How to complete this task: I'd like every record given again exactly, please.

Data under study Block Start

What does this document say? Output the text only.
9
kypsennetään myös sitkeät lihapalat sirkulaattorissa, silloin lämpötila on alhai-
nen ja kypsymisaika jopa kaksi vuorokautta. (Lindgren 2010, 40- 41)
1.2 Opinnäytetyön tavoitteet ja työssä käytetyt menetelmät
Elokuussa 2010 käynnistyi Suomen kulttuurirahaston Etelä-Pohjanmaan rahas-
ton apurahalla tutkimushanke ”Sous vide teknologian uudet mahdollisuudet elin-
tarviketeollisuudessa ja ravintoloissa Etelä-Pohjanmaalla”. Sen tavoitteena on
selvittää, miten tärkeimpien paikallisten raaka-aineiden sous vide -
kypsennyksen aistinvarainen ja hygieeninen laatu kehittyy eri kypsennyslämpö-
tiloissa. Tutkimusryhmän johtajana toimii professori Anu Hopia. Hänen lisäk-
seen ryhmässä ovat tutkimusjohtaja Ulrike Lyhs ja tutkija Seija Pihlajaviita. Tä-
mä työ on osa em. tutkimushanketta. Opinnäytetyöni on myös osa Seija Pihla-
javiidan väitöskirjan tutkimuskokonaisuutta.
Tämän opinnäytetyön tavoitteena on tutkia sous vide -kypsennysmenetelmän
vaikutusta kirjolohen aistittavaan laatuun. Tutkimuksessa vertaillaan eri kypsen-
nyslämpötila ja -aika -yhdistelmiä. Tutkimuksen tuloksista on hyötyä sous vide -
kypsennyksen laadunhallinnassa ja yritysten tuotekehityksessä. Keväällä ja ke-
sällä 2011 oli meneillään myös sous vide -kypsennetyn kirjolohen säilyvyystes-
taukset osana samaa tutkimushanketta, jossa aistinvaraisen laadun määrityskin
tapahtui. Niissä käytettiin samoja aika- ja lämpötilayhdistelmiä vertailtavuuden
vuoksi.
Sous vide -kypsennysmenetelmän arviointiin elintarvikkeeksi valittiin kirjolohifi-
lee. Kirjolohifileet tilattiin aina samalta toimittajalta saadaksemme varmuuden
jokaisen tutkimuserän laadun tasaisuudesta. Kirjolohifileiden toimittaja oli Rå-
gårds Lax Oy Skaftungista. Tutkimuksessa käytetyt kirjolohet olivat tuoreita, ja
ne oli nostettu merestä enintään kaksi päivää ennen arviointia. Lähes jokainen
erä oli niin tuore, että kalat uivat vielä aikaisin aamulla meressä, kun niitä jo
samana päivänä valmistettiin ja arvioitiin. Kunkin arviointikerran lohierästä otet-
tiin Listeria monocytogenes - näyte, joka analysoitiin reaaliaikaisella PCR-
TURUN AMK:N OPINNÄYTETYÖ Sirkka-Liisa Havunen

Data under study Block End

Reply to the exercise:
What does this document say? Output the text only.
9
kypsennetään myös sitkeät lihapalat sirkulaattorissa, silloin lämpötila on alhai-
nen ja kypsymisaika jopa kaksi vuorokautta. (Lindgren 2010, 40- 41)
1.2 Opinnäytetyön tavoitteet ja työssä käytetyt menetelmät
Elokuussa 2010 käynnistyi Suomen kulttuurirahaston Etelä-Pohjanmaan rahas-
ton apurahalla tutkimushanke ”Sous vide teknologian uudet mahdollisuudet elin-
tarviketeollisuudessa ja ravintoloissa Etelä-Pohjanmaalla”. Sen tavoitteena on
selvittää, miten tärkeimpien paikallisten raaka-aineiden sous vide -
kypsennyksen aistinvarainen ja hygieeninen laatu kehittyy eri kypsennyslämpö-
tiloissa. Tutkimusryhmän johtajana toimii professori Anu Hopia. Hänen lisäk-
seen ryhmässä ovat tutkimusjohtaja Ulrike Lyhs ja tutkija Seija Pihlajaviita. Tä-
mä työ on osa em. tutkimushanketta. Opinnäytetyöni on myös osa Seija Pihla-
javiidan väitöskirjan tutkimuskokonaisuutta.
Tämän opinnäytetyön tavoitteena on tutkia sous vide -kypsennysmenetelmän
vaikutusta kirjolohen aistittavaan laatuun. Tutkimuksessa vertaillaan eri kypsen-
nyslämpötila ja -aika -yhdistelmiä. Tutkimuksen tuloksista on hyötyä sous vide -
kypsennyksen laadunhallinnassa ja yritysten tuotekehityksessä. Keväällä ja ke-
sällä 2011 oli meneillään myös sous vide -kypsennetyn kirjolohen säilyvyystes-
taukset osana samaa tutkimushanketta, jossa aistinvaraisen laadun määrityskin
tapahtui. Niissä käytettiin samoja aika- ja lämpötilayhdistelmiä vertailtavuuden
vuoksi.
Sous vide -kypsennysmenetelmän arviointiin elintarvikkeeksi valittiin kirjolohifi-
lee. Kirjolohifileet tilattiin aina samalta toimittajalta saadaksemme varmuuden
jokaisen tutkimuserän laadun tasaisuudesta. Kirjolohifileiden toimittaja oli Rå-
gårds Lax Oy Skaftungista. Tutkimuksessa käytetyt kirjolohet olivat tuoreita, ja
ne oli nostettu merestä enintään kaksi päivää ennen arviointia. Lähes jokainen
erä oli niin tuore, että kalat uivat vielä aikaisin aamulla meressä, kun niitä jo
samana päivänä valmistettiin ja arvioitiin. Kunkin arviointikerran lohierästä otet-
tiin Listeria monocytogenes - näyte, joka analysoitiin reaaliaikaisella PCR-
TURUN AMK:N OPINNÄYTETYÖ Sirkka-Liisa Havunen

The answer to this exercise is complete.